## EXERCISE DIRECTIONS
Output each line of the material exactly as it stands.

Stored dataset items
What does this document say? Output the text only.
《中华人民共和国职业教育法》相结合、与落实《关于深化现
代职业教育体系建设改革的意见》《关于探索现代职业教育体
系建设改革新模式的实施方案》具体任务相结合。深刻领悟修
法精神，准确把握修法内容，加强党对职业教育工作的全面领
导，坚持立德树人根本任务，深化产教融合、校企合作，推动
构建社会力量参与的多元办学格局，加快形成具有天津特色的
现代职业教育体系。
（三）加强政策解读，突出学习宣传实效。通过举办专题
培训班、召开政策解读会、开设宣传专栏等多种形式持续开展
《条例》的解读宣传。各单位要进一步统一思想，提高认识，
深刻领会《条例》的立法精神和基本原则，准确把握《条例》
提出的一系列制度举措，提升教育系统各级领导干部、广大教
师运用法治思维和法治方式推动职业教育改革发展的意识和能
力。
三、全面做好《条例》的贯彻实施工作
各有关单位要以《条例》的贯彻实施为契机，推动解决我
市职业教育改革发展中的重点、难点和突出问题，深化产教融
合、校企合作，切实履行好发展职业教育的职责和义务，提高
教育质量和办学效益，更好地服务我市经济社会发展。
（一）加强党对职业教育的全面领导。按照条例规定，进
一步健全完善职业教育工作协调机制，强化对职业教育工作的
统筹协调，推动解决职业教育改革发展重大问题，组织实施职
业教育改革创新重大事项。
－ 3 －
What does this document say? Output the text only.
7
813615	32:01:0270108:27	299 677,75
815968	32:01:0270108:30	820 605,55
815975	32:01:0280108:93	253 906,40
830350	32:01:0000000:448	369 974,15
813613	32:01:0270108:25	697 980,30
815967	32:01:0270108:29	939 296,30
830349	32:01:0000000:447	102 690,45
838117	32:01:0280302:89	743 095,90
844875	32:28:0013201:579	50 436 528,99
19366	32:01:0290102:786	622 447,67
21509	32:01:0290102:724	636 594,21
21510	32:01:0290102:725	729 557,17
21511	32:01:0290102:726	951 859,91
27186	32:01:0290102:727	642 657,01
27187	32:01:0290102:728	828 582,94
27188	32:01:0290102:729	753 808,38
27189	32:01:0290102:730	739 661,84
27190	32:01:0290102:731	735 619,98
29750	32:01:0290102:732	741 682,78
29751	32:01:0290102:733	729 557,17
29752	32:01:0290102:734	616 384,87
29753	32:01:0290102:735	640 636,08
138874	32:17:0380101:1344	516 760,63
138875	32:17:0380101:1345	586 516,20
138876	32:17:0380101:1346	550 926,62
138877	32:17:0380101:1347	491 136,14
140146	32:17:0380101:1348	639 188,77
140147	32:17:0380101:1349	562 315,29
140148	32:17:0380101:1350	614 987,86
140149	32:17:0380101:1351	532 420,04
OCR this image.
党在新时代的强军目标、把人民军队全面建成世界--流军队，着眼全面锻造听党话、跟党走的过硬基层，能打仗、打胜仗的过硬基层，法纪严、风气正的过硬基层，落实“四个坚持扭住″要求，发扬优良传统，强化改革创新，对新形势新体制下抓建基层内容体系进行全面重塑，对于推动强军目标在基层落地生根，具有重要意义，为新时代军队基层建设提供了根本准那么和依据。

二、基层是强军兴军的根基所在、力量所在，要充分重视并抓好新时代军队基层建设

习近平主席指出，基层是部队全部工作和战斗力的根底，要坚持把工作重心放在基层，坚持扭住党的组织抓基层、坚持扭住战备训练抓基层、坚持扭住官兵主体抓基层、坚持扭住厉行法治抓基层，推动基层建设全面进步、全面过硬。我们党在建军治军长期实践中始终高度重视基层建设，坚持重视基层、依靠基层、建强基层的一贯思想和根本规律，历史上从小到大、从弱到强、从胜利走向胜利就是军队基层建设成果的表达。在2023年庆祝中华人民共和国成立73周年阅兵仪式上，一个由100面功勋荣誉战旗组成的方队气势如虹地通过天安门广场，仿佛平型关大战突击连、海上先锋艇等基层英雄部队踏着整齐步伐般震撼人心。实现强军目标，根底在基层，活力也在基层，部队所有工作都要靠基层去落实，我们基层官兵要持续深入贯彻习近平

## OUTPUT
What does this document say? Output the text only.
《中华人民共和国职业教育法》相结合、与落实《关于深化现
代职业教育体系建设改革的意见》《关于探索现代职业教育体
系建设改革新模式的实施方案》具体任务相结合。深刻领悟修
法精神，准确把握修法内容，加强党对职业教育工作的全面领
导，坚持立德树人根本任务，深化产教融合、校企合作，推动
构建社会力量参与的多元办学格局，加快形成具有天津特色的
现代职业教育体系。
（三）加强政策解读，突出学习宣传实效。通过举办专题
培训班、召开政策解读会、开设宣传专栏等多种形式持续开展
《条例》的解读宣传。各单位要进一步统一思想，提高认识，
深刻领会《条例》的立法精神和基本原则，准确把握《条例》
提出的一系列制度举措，提升教育系统各级领导干部、广大教
师运用法治思维和法治方式推动职业教育改革发展的意识和能
力。
三、全面做好《条例》的贯彻实施工作
各有关单位要以《条例》的贯彻实施为契机，推动解决我
市职业教育改革发展中的重点、难点和突出问题，深化产教融
合、校企合作，切实履行好发展职业教育的职责和义务，提高
教育质量和办学效益，更好地服务我市经济社会发展。
（一）加强党对职业教育的全面领导。按照条例规定，进
一步健全完善职业教育工作协调机制，强化对职业教育工作的
统筹协调，推动解决职业教育改革发展重大问题，组织实施职
业教育改革创新重大事项。
－ 3 －
What does this document say? Output the text only.
7
813615	32:01:0270108:27	299 677,75
815968	32:01:0270108:30	820 605,55
815975	32:01:0280108:93	253 906,40
830350	32:01:0000000:448	369 974,15
813613	32:01:0270108:25	697 980,30
815967	32:01:0270108:29	939 296,30
830349	32:01:0000000:447	102 690,45
838117	32:01:0280302:89	743 095,90
844875	32:28:0013201:579	50 436 528,99
19366	32:01:0290102:786	622 447,67
21509	32:01:0290102:724	636 594,21
21510	32:01:0290102:725	729 557,17
21511	32:01:0290102:726	951 859,91
27186	32:01:0290102:727	642 657,01
27187	32:01:0290102:728	828 582,94
27188	32:01:0290102:729	753 808,38
27189	32:01:0290102:730	739 661,84
27190	32:01:0290102:731	735 619,98
29750	32:01:0290102:732	741 682,78
29751	32:01:0290102:733	729 557,17
29752	32:01:0290102:734	616 384,87
29753	32:01:0290102:735	640 636,08
138874	32:17:0380101:1344	516 760,63
138875	32:17:0380101:1345	586 516,20
138876	32:17:0380101:1346	550 926,62
138877	32:17:0380101:1347	491 136,14
140146	32:17:0380101:1348	639 188,77
140147	32:17:0380101:1349	562 315,29
140148	32:17:0380101:1350	614 987,86
140149	32:17:0380101:1351	532 420,04
OCR this image.
党在新时代的强军目标、把人民军队全面建成世界--流军队，着眼全面锻造听党话、跟党走的过硬基层，能打仗、打胜仗的过硬基层，法纪严、风气正的过硬基层，落实“四个坚持扭住″要求，发扬优良传统，强化改革创新，对新形势新体制下抓建基层内容体系进行全面重塑，对于推动强军目标在基层落地生根，具有重要意义，为新时代军队基层建设提供了根本准那么和依据。

二、基层是强军兴军的根基所在、力量所在，要充分重视并抓好新时代军队基层建设

习近平主席指出，基层是部队全部工作和战斗力的根底，要坚持把工作重心放在基层，坚持扭住党的组织抓基层、坚持扭住战备训练抓基层、坚持扭住官兵主体抓基层、坚持扭住厉行法治抓基层，推动基层建设全面进步、全面过硬。我们党在建军治军长期实践中始终高度重视基层建设，坚持重视基层、依靠基层、建强基层的一贯思想和根本规律，历史上从小到大、从弱到强、从胜利走向胜利就是军队基层建设成果的表达。在2023年庆祝中华人民共和国成立73周年阅兵仪式上，一个由100面功勋荣誉战旗组成的方队气势如虹地通过天安门广场，仿佛平型关大战突击连、海上先锋艇等基层英雄部队踏着整齐步伐般震撼人心。实现强军目标，根底在基层，活力也在基层，部队所有工作都要靠基层去落实，我们基层官兵要持续深入贯彻习近平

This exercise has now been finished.